Listed entries>
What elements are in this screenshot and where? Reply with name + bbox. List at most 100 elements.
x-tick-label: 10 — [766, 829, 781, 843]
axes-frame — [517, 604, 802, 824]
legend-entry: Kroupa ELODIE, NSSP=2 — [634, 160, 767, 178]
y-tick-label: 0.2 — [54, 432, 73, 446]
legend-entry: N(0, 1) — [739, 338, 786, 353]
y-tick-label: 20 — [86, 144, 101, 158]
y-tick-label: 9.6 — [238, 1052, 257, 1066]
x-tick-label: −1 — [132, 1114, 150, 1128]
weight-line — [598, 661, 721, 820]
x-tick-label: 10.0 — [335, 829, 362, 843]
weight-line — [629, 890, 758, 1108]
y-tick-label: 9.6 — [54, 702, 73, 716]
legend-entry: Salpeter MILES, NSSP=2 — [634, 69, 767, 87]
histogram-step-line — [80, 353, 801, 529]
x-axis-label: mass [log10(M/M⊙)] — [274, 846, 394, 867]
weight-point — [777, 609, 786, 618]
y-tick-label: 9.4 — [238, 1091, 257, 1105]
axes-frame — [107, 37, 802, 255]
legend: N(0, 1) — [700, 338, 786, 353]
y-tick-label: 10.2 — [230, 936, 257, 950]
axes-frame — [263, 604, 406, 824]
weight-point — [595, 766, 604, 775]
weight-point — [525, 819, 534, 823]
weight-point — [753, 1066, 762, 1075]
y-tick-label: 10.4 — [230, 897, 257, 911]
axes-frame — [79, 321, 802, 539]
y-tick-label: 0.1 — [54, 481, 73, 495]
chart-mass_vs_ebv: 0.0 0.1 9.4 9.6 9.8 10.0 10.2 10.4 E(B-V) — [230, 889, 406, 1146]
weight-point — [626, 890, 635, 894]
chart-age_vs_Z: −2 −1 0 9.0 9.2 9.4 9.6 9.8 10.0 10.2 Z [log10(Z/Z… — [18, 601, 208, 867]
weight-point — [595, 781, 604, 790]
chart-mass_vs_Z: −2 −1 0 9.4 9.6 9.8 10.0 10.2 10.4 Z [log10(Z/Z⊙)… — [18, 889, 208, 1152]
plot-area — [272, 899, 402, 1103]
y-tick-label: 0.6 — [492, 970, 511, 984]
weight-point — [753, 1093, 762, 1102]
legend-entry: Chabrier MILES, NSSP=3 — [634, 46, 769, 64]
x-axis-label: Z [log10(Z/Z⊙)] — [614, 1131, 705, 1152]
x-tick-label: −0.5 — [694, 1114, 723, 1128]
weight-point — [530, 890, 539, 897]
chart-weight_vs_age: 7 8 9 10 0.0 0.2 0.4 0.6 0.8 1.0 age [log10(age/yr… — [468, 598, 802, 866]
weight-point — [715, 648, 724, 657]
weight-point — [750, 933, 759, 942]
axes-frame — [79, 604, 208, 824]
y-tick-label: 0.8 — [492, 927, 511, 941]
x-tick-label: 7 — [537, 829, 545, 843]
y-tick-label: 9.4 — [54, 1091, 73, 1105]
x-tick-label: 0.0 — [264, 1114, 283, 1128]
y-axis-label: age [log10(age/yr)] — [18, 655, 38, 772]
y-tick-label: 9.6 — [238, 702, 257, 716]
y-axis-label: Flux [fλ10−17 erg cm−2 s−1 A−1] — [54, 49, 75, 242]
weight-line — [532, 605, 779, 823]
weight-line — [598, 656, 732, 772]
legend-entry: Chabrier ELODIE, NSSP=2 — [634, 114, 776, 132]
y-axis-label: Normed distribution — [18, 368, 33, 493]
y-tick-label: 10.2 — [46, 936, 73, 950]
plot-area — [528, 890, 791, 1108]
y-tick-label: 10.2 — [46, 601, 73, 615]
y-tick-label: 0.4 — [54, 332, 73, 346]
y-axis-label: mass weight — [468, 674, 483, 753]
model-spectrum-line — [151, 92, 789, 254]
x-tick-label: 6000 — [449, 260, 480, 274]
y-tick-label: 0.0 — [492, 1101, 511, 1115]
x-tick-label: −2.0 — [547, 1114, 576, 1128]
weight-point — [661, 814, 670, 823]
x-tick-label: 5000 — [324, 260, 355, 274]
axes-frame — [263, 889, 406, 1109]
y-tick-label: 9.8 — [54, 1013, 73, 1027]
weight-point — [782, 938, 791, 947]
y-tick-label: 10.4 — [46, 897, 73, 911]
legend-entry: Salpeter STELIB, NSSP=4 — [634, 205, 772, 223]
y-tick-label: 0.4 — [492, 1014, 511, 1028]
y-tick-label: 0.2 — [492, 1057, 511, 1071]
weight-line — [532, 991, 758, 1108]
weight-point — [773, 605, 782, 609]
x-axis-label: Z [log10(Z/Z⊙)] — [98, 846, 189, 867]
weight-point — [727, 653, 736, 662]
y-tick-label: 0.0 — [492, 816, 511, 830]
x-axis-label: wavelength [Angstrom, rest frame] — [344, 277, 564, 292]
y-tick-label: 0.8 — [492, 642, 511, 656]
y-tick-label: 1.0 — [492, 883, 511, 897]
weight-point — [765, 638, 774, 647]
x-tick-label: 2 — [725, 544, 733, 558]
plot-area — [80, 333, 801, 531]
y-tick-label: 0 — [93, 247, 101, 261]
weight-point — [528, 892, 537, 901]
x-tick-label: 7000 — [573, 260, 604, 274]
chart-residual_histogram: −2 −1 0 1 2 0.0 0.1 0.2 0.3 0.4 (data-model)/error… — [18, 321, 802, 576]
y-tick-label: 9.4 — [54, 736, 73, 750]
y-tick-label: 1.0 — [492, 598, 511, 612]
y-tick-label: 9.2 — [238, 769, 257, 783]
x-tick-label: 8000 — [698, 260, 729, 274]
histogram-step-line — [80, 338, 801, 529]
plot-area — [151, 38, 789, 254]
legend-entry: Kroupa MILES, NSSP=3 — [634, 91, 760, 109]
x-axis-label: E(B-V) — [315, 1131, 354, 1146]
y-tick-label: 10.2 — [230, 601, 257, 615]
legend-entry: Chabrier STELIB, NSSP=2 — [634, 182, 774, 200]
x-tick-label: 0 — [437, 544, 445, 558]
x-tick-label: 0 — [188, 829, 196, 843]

Aim>
Quote every row above word for word.

Output>
What elements are in this screenshot and where? Reply with name + bbox. List at most 100 elements.
x-tick-label: 10 — [766, 829, 781, 843]
axes-frame — [517, 604, 802, 824]
legend-entry: Kroupa ELODIE, NSSP=2 — [634, 160, 767, 178]
y-tick-label: 0.2 — [54, 432, 73, 446]
legend-entry: N(0, 1) — [739, 338, 786, 353]
y-tick-label: 20 — [86, 144, 101, 158]
y-tick-label: 9.6 — [238, 1052, 257, 1066]
x-tick-label: −1 — [132, 1114, 150, 1128]
weight-line — [598, 661, 721, 820]
x-tick-label: 10.0 — [335, 829, 362, 843]
weight-line — [629, 890, 758, 1108]
y-tick-label: 9.6 — [54, 702, 73, 716]
legend-entry: Salpeter MILES, NSSP=2 — [634, 69, 767, 87]
histogram-step-line — [80, 353, 801, 529]
x-axis-label: mass [log10(M/M⊙)] — [274, 846, 394, 867]
weight-point — [777, 609, 786, 618]
y-tick-label: 9.4 — [238, 1091, 257, 1105]
axes-frame — [107, 37, 802, 255]
legend: N(0, 1) — [700, 338, 786, 353]
y-tick-label: 10.2 — [230, 936, 257, 950]
axes-frame — [263, 604, 406, 824]
weight-point — [595, 766, 604, 775]
weight-point — [525, 819, 534, 823]
weight-point — [753, 1066, 762, 1075]
y-tick-label: 10.4 — [230, 897, 257, 911]
axes-frame — [79, 321, 802, 539]
y-tick-label: 0.1 — [54, 481, 73, 495]
chart-mass_vs_ebv: 0.0 0.1 9.4 9.6 9.8 10.0 10.2 10.4 E(B-V) — [230, 889, 406, 1146]
weight-point — [626, 890, 635, 894]
chart-age_vs_Z: −2 −1 0 9.0 9.2 9.4 9.6 9.8 10.0 10.2 Z [log10(Z/Z… — [18, 601, 208, 867]
weight-point — [595, 781, 604, 790]
chart-mass_vs_Z: −2 −1 0 9.4 9.6 9.8 10.0 10.2 10.4 Z [log10(Z/Z⊙)… — [18, 889, 208, 1152]
plot-area — [272, 899, 402, 1103]
y-tick-label: 0.6 — [492, 970, 511, 984]
weight-point — [753, 1093, 762, 1102]
legend-entry: Chabrier MILES, NSSP=3 — [634, 46, 769, 64]
x-axis-label: Z [log10(Z/Z⊙)] — [614, 1131, 705, 1152]
x-tick-label: −0.5 — [694, 1114, 723, 1128]
weight-point — [530, 890, 539, 897]
chart-weight_vs_age: 7 8 9 10 0.0 0.2 0.4 0.6 0.8 1.0 age [log10(age/yr… — [468, 598, 802, 866]
weight-point — [715, 648, 724, 657]
weight-point — [750, 933, 759, 942]
axes-frame — [79, 604, 208, 824]
y-tick-label: 0.8 — [492, 927, 511, 941]
x-tick-label: 7 — [537, 829, 545, 843]
y-tick-label: 9.4 — [54, 1091, 73, 1105]
x-tick-label: 0.0 — [264, 1114, 283, 1128]
y-axis-label: age [log10(age/yr)] — [18, 655, 38, 772]
y-tick-label: 9.6 — [238, 702, 257, 716]
y-axis-label: Flux [fλ10−17 erg cm−2 s−1 A−1] — [54, 49, 75, 242]
weight-line — [532, 605, 779, 823]
weight-line — [598, 656, 732, 772]
legend-entry: Chabrier ELODIE, NSSP=2 — [634, 114, 776, 132]
y-axis-label: Normed distribution — [18, 368, 33, 493]
y-tick-label: 10.2 — [46, 936, 73, 950]
plot-area — [528, 890, 791, 1108]
y-tick-label: 10.2 — [46, 601, 73, 615]
y-tick-label: 0.4 — [54, 332, 73, 346]
y-axis-label: mass weight — [468, 674, 483, 753]
model-spectrum-line — [151, 92, 789, 254]
x-tick-label: 6000 — [449, 260, 480, 274]
y-tick-label: 0.0 — [492, 1101, 511, 1115]
x-tick-label: −2.0 — [547, 1114, 576, 1128]
weight-point — [661, 814, 670, 823]
x-tick-label: 5000 — [324, 260, 355, 274]
axes-frame — [263, 889, 406, 1109]
y-tick-label: 9.8 — [54, 1013, 73, 1027]
weight-point — [782, 938, 791, 947]
y-tick-label: 10.4 — [46, 897, 73, 911]
legend-entry: Salpeter STELIB, NSSP=4 — [634, 205, 772, 223]
y-tick-label: 0.4 — [492, 1014, 511, 1028]
y-tick-label: 0.2 — [492, 1057, 511, 1071]
weight-line — [532, 991, 758, 1108]
weight-point — [773, 605, 782, 609]
x-axis-label: Z [log10(Z/Z⊙)] — [98, 846, 189, 867]
weight-point — [727, 653, 736, 662]
y-tick-label: 0.0 — [492, 816, 511, 830]
x-axis-label: wavelength [Angstrom, rest frame] — [344, 277, 564, 292]
y-tick-label: 0.8 — [492, 642, 511, 656]
y-tick-label: 1.0 — [492, 883, 511, 897]
weight-point — [765, 638, 774, 647]
x-tick-label: 2 — [725, 544, 733, 558]
plot-area — [80, 333, 801, 531]
y-tick-label: 0 — [93, 247, 101, 261]
weight-point — [528, 892, 537, 901]
x-tick-label: 7000 — [573, 260, 604, 274]
chart-residual_histogram: −2 −1 0 1 2 0.0 0.1 0.2 0.3 0.4 (data-model)/error… — [18, 321, 802, 576]
y-tick-label: 9.4 — [54, 736, 73, 750]
y-tick-label: 1.0 — [492, 598, 511, 612]
y-tick-label: 9.2 — [238, 769, 257, 783]
x-tick-label: 8000 — [698, 260, 729, 274]
histogram-step-line — [80, 338, 801, 529]
plot-area — [151, 38, 789, 254]
legend-entry: Kroupa MILES, NSSP=3 — [634, 91, 760, 109]
x-axis-label: E(B-V) — [315, 1131, 354, 1146]
y-tick-label: 10.2 — [230, 601, 257, 615]
legend-entry: Chabrier STELIB, NSSP=2 — [634, 182, 774, 200]
x-tick-label: 0 — [437, 544, 445, 558]
x-tick-label: 0 — [188, 829, 196, 843]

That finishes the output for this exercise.